Yes you are correct about FFC being a resource. I actually like to understand what I do before implementing it. I also spent too much time on this that my head almost blew out :slight_smile: . Now I am confident about regExp


#44

If you have a pattern, you can quantify it using a variety of symbols.

  • * means 0 or more
  • + means 1 or more
  • ? means 0 or 1

These are all just shorthand though. Here’s the key, and most important, way of quantifying a pattern:

{n,m}

What does this do? It matches between n and m times (inclusive). Let’s try to write out the previous shorthands:

? is {0,1}
* is {0,}
+ is {1,}

Wait, what’s that? I forgot to write my second number?

If you leave out m, it defaults to infinity. In other words, there is no upper limit when you leave it out.

But there’s one more trick. You can even shorten stuff like {3, 3}

{3,3} is {3}

Here’s how you’d use this stuff:

All mean the same:

colou?r
colou{0,1}
(color|colour)

That matched both British and American spellings of the word “colour”.

Now, to answer your question

Is there a RegEx expression to search for multiple repeats of the same capturing group? Or do you have to give the \1 every time you want to see ( a ) repeated?

It’s a good question! And you now know the tools to do exactly what you want. Let’s say that you want to match a \1 three times. Well, you could write that out in a few different ways:

All the same:

(\d)\1\1\1
(\d)\1{3,3}
(\d)\1{3}

The last one is the best because it’s both more readable and more concise. Let’s say, however, you want to match a space character too. And let’s say you actually want five \1s, with spaces in between. We have to special case the last sequence because it shouldn’t have a space at the end.

All the same:

(\d)\1\s\1\s\1\s\1\s\1
(\d)(\1\s){4,4}\1
(\d)(\1\s){4}\1

There’s actually another thing you can do. See, by grouping our pattern in brackets, we also assigned something to \2. We don;t want to do that! We can avoid this by putting a ? at the beggining. This tells the RegEx enginge that this isn’t a capturing group – but it should still group it together like parenthesis.

(\d)(?\1\s){4}\1

You should also be careful:

Two notes:

  • These quantifiers match the patterns freshly each time. This means that \d+ will match 543 (not just 111, 222, etc.)

[Annotated element listings]
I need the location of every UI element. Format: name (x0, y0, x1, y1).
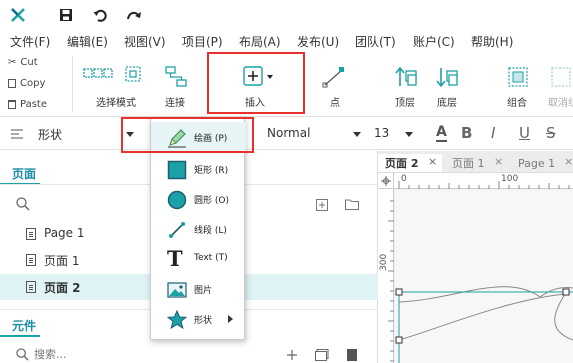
line-icon (169, 222, 185, 238)
menu-item-rectangle[interactable]: 矩形 (R) (151, 154, 246, 184)
bring-to-front-icon (395, 66, 417, 86)
document-icon (26, 281, 36, 293)
select-mode-button[interactable]: 选择模式 (82, 52, 146, 114)
document-icon (26, 254, 36, 266)
strikethrough-button[interactable]: S (546, 124, 556, 142)
add-page-icon[interactable] (316, 199, 328, 211)
group-button[interactable]: 组合 (502, 52, 536, 114)
menu-help[interactable]: 帮助(H) (471, 33, 513, 50)
ruler-ticks (398, 181, 570, 189)
menu-item-text[interactable]: T Text (T) (151, 244, 246, 274)
ruler-corner[interactable] (378, 173, 394, 189)
folder-icon[interactable] (345, 199, 359, 210)
x-logo-icon[interactable] (8, 5, 28, 25)
connect-button[interactable]: 连接 (160, 52, 194, 114)
horizontal-ruler: 0 100 (378, 173, 573, 189)
menu-item-shapes[interactable]: 形状 (151, 304, 246, 334)
cut-button[interactable]: ✂ Cut (8, 57, 38, 68)
pages-panel-title[interactable]: 页面 (12, 165, 36, 182)
chevron-down-icon[interactable] (405, 132, 413, 138)
document-icon (26, 228, 36, 240)
menu-item-line[interactable]: 线段 (L) (151, 214, 246, 244)
canvas-area: 页面 2 × 页面 1 × Page 1 × 0 100 300 (378, 151, 573, 363)
crosshair-icon (381, 176, 391, 186)
chevron-down-icon[interactable] (353, 132, 361, 138)
chevron-right-icon (228, 315, 233, 323)
widgets-panel-title[interactable]: 元件 (12, 317, 36, 334)
library-icon[interactable] (315, 349, 329, 361)
format-bar: 形状 Normal 13 A B I U S (0, 118, 573, 150)
send-to-back-icon (436, 68, 458, 88)
underline-button[interactable]: U (519, 124, 530, 142)
menu-item-image[interactable]: 图片 (151, 274, 246, 304)
menu-view[interactable]: 视图(V) (124, 33, 166, 50)
menu-layout[interactable]: 布局(A) (239, 33, 281, 50)
vertical-ruler: 300 (378, 189, 394, 363)
divider (72, 56, 73, 112)
page-tab[interactable]: 页面 1 × (445, 154, 509, 172)
point-button[interactable]: 点 (318, 52, 352, 114)
italic-button[interactable]: I (491, 124, 495, 142)
page-tab-active[interactable]: 页面 2 × (378, 154, 442, 172)
widget-library-icon[interactable] (347, 349, 357, 361)
drawing-canvas[interactable] (395, 190, 573, 363)
format-painter-icon[interactable] (10, 128, 24, 140)
close-icon[interactable]: × (428, 155, 437, 168)
point-icon (322, 67, 344, 88)
widget-search-input[interactable] (34, 345, 134, 363)
search-icon[interactable] (16, 348, 29, 361)
text-icon: T (167, 246, 183, 271)
close-icon[interactable]: × (564, 155, 573, 168)
selected-shape[interactable] (395, 190, 573, 363)
menu-team[interactable]: 团队(T) (355, 33, 396, 50)
close-icon[interactable]: × (494, 155, 503, 168)
bring-to-top-button[interactable]: 顶层 (390, 52, 424, 114)
font-color-button[interactable]: A (436, 124, 447, 142)
star-icon (167, 310, 187, 330)
menu-publish[interactable]: 发布(U) (297, 33, 339, 50)
add-icon[interactable] (286, 349, 298, 361)
menu-file[interactable]: 文件(F) (10, 33, 50, 50)
copy-button[interactable]: Copy (8, 78, 45, 89)
search-icon[interactable] (16, 197, 30, 211)
menu-project[interactable]: 项目(P) (182, 33, 223, 50)
title-bar (0, 0, 573, 30)
circle-icon (167, 190, 187, 210)
draw-highlight-box (121, 117, 254, 153)
widgets-tab-underline (0, 335, 40, 337)
paste-icon (8, 100, 16, 109)
text-style-select[interactable]: Normal (267, 126, 310, 140)
ruler-ticks (388, 200, 394, 362)
select-mode-icon (83, 68, 113, 78)
font-size-select[interactable]: 13 (374, 126, 389, 140)
connect-icon (165, 66, 187, 87)
menu-account[interactable]: 账户(C) (413, 33, 455, 50)
ungroup-button[interactable]: 取消组合 (544, 52, 573, 114)
image-icon (167, 282, 187, 298)
paste-button[interactable]: Paste (8, 99, 47, 110)
ruler-label: 100 (501, 174, 519, 184)
ruler-label: 300 (379, 253, 389, 271)
group-icon (508, 67, 528, 87)
insert-highlight-box (207, 52, 305, 114)
redo-icon[interactable] (124, 5, 144, 25)
menu-item-circle[interactable]: 圆形 (O) (151, 184, 246, 214)
menu-edit[interactable]: 编辑(E) (67, 33, 108, 50)
rectangle-icon (167, 160, 187, 180)
select-region-icon[interactable] (124, 65, 142, 83)
scissors-icon: ✂ (8, 57, 17, 68)
shape-type-label: 形状 (38, 128, 63, 142)
menu-bar: 文件(F) 编辑(E) 视图(V) 项目(P) 布局(A) 发布(U) 团队(T… (0, 30, 573, 52)
ungroup-icon (551, 67, 571, 87)
bold-button[interactable]: B (461, 124, 472, 142)
undo-icon[interactable] (90, 5, 110, 25)
ruler-label: 0 (401, 174, 407, 184)
send-to-bottom-button[interactable]: 底层 (431, 52, 465, 114)
page-tab[interactable]: Page 1 × (511, 154, 573, 172)
copy-icon (8, 79, 16, 88)
save-icon[interactable] (56, 5, 76, 25)
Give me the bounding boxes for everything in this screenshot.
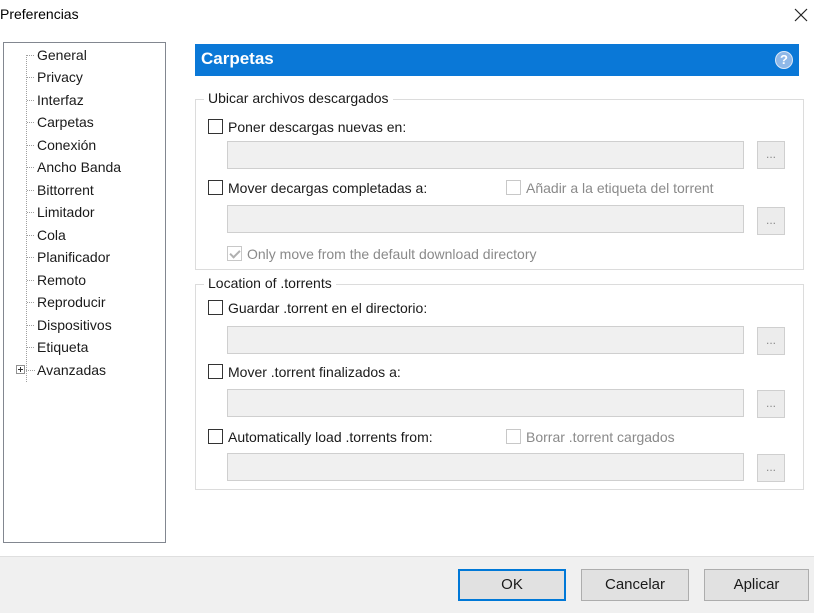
tree-item-cola[interactable]: Cola: [4, 224, 164, 246]
move-completed-browse-button[interactable]: ...: [757, 207, 785, 235]
tree-item-bittorrent[interactable]: Bittorrent: [4, 179, 164, 201]
new-downloads-browse-button[interactable]: ...: [757, 141, 785, 169]
apply-button[interactable]: Aplicar: [704, 569, 809, 601]
downloads-location-group: Ubicar archivos descargados Poner descar…: [195, 90, 804, 270]
tree-item-dispositivos[interactable]: Dispositivos: [4, 314, 164, 336]
cancel-button[interactable]: Cancelar: [581, 569, 689, 601]
tree-item-privacy[interactable]: Privacy: [4, 66, 164, 88]
window-title: Preferencias: [0, 6, 79, 22]
move-finished-browse-button[interactable]: ...: [757, 390, 785, 418]
tree-item-carpetas[interactable]: Carpetas: [4, 111, 164, 133]
tree-item-planificador[interactable]: Planificador: [4, 246, 164, 268]
page-title: Carpetas: [201, 49, 274, 68]
tree-item-avanzadas[interactable]: Avanzadas: [4, 359, 164, 381]
move-completed-checkbox[interactable]: [208, 180, 223, 195]
tree-item-conexion[interactable]: Conexión: [4, 134, 164, 156]
group-title: Location of .torrents: [204, 275, 336, 291]
autoload-checkbox[interactable]: [208, 429, 223, 444]
tree-item-reproducir[interactable]: Reproducir: [4, 291, 164, 313]
move-finished-checkbox[interactable]: [208, 364, 223, 379]
footer-bar: [0, 557, 814, 613]
expand-plus-icon[interactable]: [16, 365, 25, 374]
new-downloads-checkbox[interactable]: [208, 119, 223, 134]
close-icon[interactable]: [790, 2, 812, 26]
tree-item-ancho-banda[interactable]: Ancho Banda: [4, 156, 164, 178]
tree-item-interfaz[interactable]: Interfaz: [4, 89, 164, 111]
preferences-tree[interactable]: General Privacy Interfaz Carpetas Conexi…: [3, 42, 166, 543]
store-torrent-browse-button[interactable]: ...: [757, 327, 785, 355]
store-torrent-path-field[interactable]: [227, 326, 744, 354]
only-move-default-checkbox[interactable]: [227, 246, 242, 261]
tree-item-general[interactable]: General: [4, 44, 164, 66]
torrents-location-group: Location of .torrents Guardar .torrent e…: [195, 275, 804, 490]
tree-item-etiqueta[interactable]: Etiqueta: [4, 336, 164, 358]
autoload-browse-button[interactable]: ...: [757, 454, 785, 482]
section-header: Carpetas ?: [195, 44, 799, 76]
tree-item-limitador[interactable]: Limitador: [4, 201, 164, 223]
ok-button[interactable]: OK: [458, 569, 566, 601]
autoload-path-field[interactable]: [227, 453, 744, 481]
new-downloads-path-field[interactable]: [227, 141, 744, 169]
group-title: Ubicar archivos descargados: [204, 90, 393, 106]
add-label-checkbox[interactable]: [506, 180, 521, 195]
delete-loaded-checkbox[interactable]: [506, 429, 521, 444]
help-icon[interactable]: ?: [775, 51, 793, 69]
move-finished-path-field[interactable]: [227, 389, 744, 417]
move-completed-path-field[interactable]: [227, 205, 744, 233]
tree-item-remoto[interactable]: Remoto: [4, 269, 164, 291]
store-torrent-checkbox[interactable]: [208, 300, 223, 315]
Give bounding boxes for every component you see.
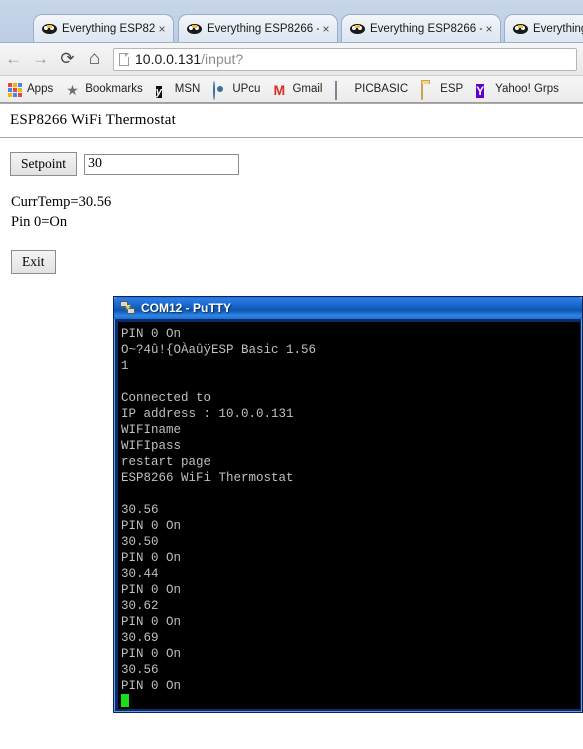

Task details:
According to the forum post on regular expression quantifiers, what happens when the second number is left out of {n,m}? The items above have no connection to the forum post on regular expression quantifiers.

Output below:
It defaults to infinity, so there is no upper limit.